Reading text =
After months of being imprisoned by his lack of a parliamentary majority, Boris Johnson is hoping for a jailbreak that will finally free him to deliver Brexit. And in one of the most curious quirks of this entire saga, it may be his gaolers who hand him the keys to his Commons cell.

In what looks like a classic divide-and-rule tactic, the PM seems to be using the flipside of a hung parliament - the sheer lack of numbers for an alternative Brexit plan - to exploit the deep-seated tensions between the SNP, Lib Dems and Labour and other parties.

On Tuesday, when Johnson tables his new Elections Bill to fix the date of the next election as December 12, there will be a huge temptation by opposition parties to finally bite the bullet and support a pre-Christmas polling day.

They’re going to try and make him sweat, no doubt. The date may well be tweaked to December 11 or 10 to look like there’s been some give-and-take on all sides. Crucially, No.10 is telling us that the Withdrawal Agreement Bill will not be brought back, a key demand of both the SNP’s Ian Blackford and Lib Dems’ Jo Swinson.

Moreover, wrecking amendments to give votes to 16-year-olds, or EU citizens, look unlikely to be red lines for either party. Their bigger calculation appears to be that this is their last chance to fight an election in which a ‘Boris Brexit’ is still a hypothetical issue rather than hard fact.

Task instructions =
- a) In the piece on Boris Johnson's election plan, what date does his new Elections Bill set for the next election?
- b) Rewrite the piece on Boris Johnson's election plan, starting at the words "They’re going to" and stopping after "than hard fact.", and swap "red lines" for "deal-breakers".

Entries supplied =
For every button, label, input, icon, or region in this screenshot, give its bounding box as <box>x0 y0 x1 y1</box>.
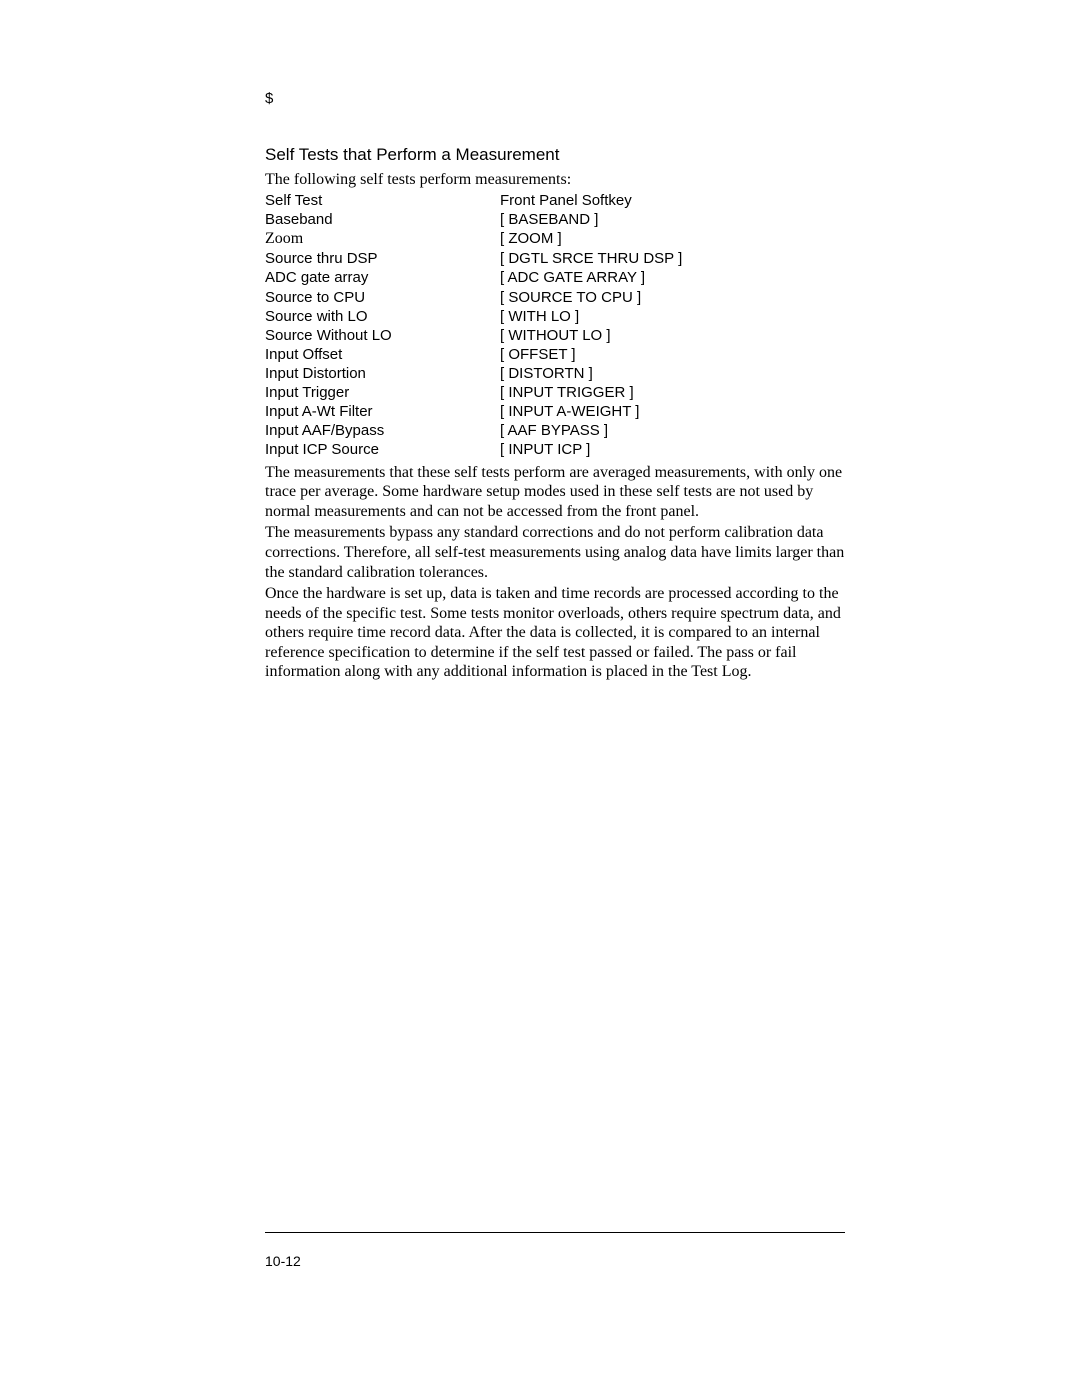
table-row: Input Trigger[ INPUT TRIGGER ] <box>265 383 845 402</box>
table-row: Input Distortion[ DISTORTN ] <box>265 364 845 383</box>
table-cell-softkey: [ AAF BYPASS ] <box>500 421 608 440</box>
table-row: Source with LO[ WITH LO ] <box>265 307 845 326</box>
table-cell-selftest: Source Without LO <box>265 326 500 345</box>
table-cell-softkey: [ SOURCE TO CPU ] <box>500 288 641 307</box>
table-row: Zoom[ ZOOM ] <box>265 229 845 249</box>
table-row: Input A-Wt Filter[ INPUT A-WEIGHT ] <box>265 402 845 421</box>
table-cell-softkey: [ INPUT TRIGGER ] <box>500 383 634 402</box>
table-cell-softkey: [ WITHOUT LO ] <box>500 326 611 345</box>
table-row: Baseband[ BASEBAND ] <box>265 210 845 229</box>
table-header-row: Self Test Front Panel Softkey <box>265 191 845 210</box>
table-cell-softkey: [ WITH LO ] <box>500 307 579 326</box>
table-row: ADC gate array[ ADC GATE ARRAY ] <box>265 268 845 287</box>
page-content: $ Self Tests that Perform a Measurement … <box>265 90 845 684</box>
table-row: Input Offset[ OFFSET ] <box>265 345 845 364</box>
body-paragraph: Once the hardware is set up, data is tak… <box>265 584 845 682</box>
footer-divider <box>265 1232 845 1233</box>
body-paragraph: The measurements bypass any standard cor… <box>265 523 845 582</box>
table-row: Source Without LO[ WITHOUT LO ] <box>265 326 845 345</box>
table-cell-softkey: [ ADC GATE ARRAY ] <box>500 268 645 287</box>
table-cell-selftest: Zoom <box>265 229 500 249</box>
table-cell-softkey: [ OFFSET ] <box>500 345 576 364</box>
page-number: 10-12 <box>265 1253 845 1269</box>
table-cell-selftest: ADC gate array <box>265 268 500 287</box>
table-cell-selftest: Baseband <box>265 210 500 229</box>
table-cell-selftest: Input Distortion <box>265 364 500 383</box>
body-paragraph: The measurements that these self tests p… <box>265 463 845 522</box>
table-row: Input ICP Source[ INPUT ICP ] <box>265 440 845 459</box>
self-test-table: Self Test Front Panel Softkey Baseband[ … <box>265 191 845 459</box>
table-row: Input AAF/Bypass[ AAF BYPASS ] <box>265 421 845 440</box>
table-cell-selftest: Input Trigger <box>265 383 500 402</box>
table-cell-selftest: Source to CPU <box>265 288 500 307</box>
table-header-col1: Self Test <box>265 191 500 210</box>
table-cell-softkey: [ INPUT A-WEIGHT ] <box>500 402 639 421</box>
table-cell-selftest: Input Offset <box>265 345 500 364</box>
page-footer: 10-12 <box>265 1232 845 1269</box>
table-row: Source to CPU[ SOURCE TO CPU ] <box>265 288 845 307</box>
section-heading: Self Tests that Perform a Measurement <box>265 145 845 165</box>
table-cell-softkey: [ ZOOM ] <box>500 229 562 249</box>
table-cell-selftest: Input AAF/Bypass <box>265 421 500 440</box>
table-cell-selftest: Input A-Wt Filter <box>265 402 500 421</box>
table-cell-selftest: Source with LO <box>265 307 500 326</box>
table-cell-selftest: Source thru DSP <box>265 249 500 268</box>
table-cell-softkey: [ DISTORTN ] <box>500 364 593 383</box>
table-header-col2: Front Panel Softkey <box>500 191 632 210</box>
table-cell-selftest: Input ICP Source <box>265 440 500 459</box>
intro-text: The following self tests perform measure… <box>265 171 845 189</box>
table-cell-softkey: [ INPUT ICP ] <box>500 440 590 459</box>
table-row: Source thru DSP[ DGTL SRCE THRU DSP ] <box>265 249 845 268</box>
table-cell-softkey: [ BASEBAND ] <box>500 210 598 229</box>
section-marker: $ <box>265 90 845 107</box>
table-cell-softkey: [ DGTL SRCE THRU DSP ] <box>500 249 682 268</box>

Worked solutions =
- a) December 12.

- b)
They’re going to try and make him sweat, no doubt. The date may well be tweaked to December 11 or 10 to look like there’s been some give-and-take on all sides. Crucially, No.10 is telling us that the Withdrawal Agreement Bill will not be brought back, a key demand of both the SNP’s Ian Blackford and Lib Dems’ Jo Swinson.

Moreover, wrecking amendments to give votes to 16-year-olds, or EU citizens, look unlikely to be deal-breakers for either party. Their bigger calculation appears to be that this is their last chance to fight an election in which a ‘Boris Brexit’ is still a hypothetical issue rather than hard fact.